▸ TASK GOAL
Scan the lines below; pull out those with "more".
<<<<
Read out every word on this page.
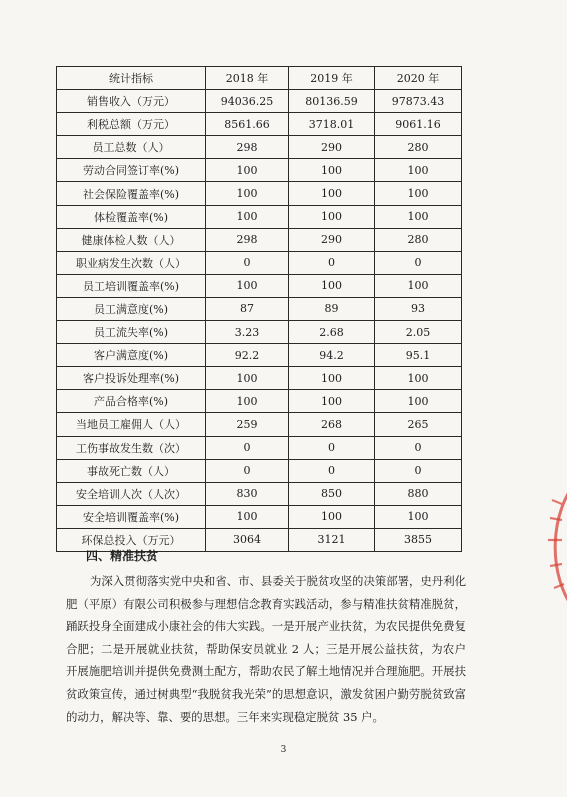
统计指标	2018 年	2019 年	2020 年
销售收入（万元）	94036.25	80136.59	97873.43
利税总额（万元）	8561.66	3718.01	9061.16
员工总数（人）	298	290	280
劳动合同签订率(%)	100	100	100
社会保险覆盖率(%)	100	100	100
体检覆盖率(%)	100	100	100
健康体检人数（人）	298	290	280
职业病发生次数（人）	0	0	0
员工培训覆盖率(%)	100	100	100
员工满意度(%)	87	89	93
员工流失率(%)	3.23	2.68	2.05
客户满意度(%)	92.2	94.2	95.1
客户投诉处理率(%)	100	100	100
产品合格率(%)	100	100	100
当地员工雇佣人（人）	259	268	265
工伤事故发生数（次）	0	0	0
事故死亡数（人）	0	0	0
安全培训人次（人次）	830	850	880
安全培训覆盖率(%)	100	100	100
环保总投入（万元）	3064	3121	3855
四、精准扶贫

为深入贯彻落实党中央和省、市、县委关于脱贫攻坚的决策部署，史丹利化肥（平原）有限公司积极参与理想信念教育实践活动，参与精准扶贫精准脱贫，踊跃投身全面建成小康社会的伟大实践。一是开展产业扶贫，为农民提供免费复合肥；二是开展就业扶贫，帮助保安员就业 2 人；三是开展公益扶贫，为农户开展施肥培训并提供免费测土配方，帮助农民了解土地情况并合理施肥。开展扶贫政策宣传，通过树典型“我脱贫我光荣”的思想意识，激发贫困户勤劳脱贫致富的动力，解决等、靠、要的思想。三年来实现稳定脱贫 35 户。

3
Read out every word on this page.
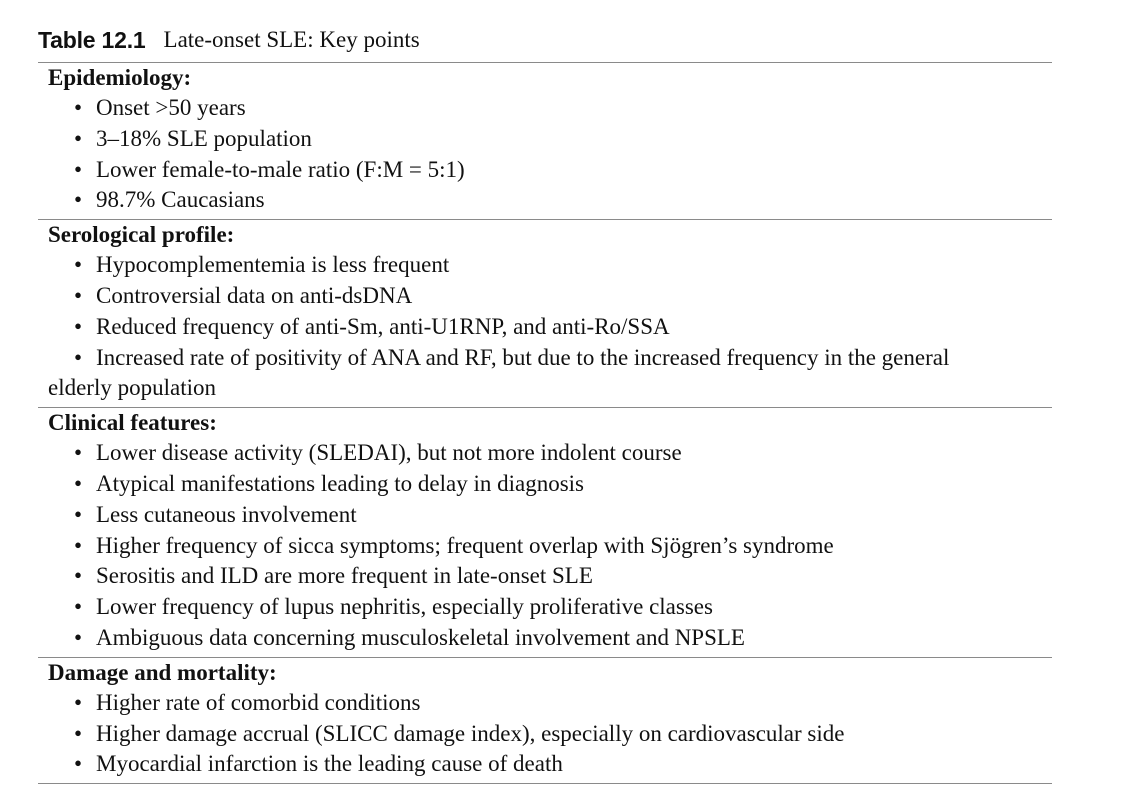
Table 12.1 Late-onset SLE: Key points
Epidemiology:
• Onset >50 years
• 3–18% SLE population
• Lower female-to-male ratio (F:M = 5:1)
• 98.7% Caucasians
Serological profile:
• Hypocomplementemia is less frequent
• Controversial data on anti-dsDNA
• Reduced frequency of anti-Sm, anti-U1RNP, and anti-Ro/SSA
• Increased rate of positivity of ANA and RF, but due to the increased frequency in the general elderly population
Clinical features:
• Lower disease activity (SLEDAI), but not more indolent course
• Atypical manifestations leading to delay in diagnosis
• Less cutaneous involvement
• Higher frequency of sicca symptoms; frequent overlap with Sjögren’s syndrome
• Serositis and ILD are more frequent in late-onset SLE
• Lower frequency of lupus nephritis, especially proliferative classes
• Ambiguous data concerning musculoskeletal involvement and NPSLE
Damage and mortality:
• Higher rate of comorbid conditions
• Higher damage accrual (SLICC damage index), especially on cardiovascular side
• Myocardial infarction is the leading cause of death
>>>>
▸ CORRECT RESULT
• Lower disease activity (SLEDAI), but not more indolent course
• Serositis and ILD are more frequent in late-onset SLE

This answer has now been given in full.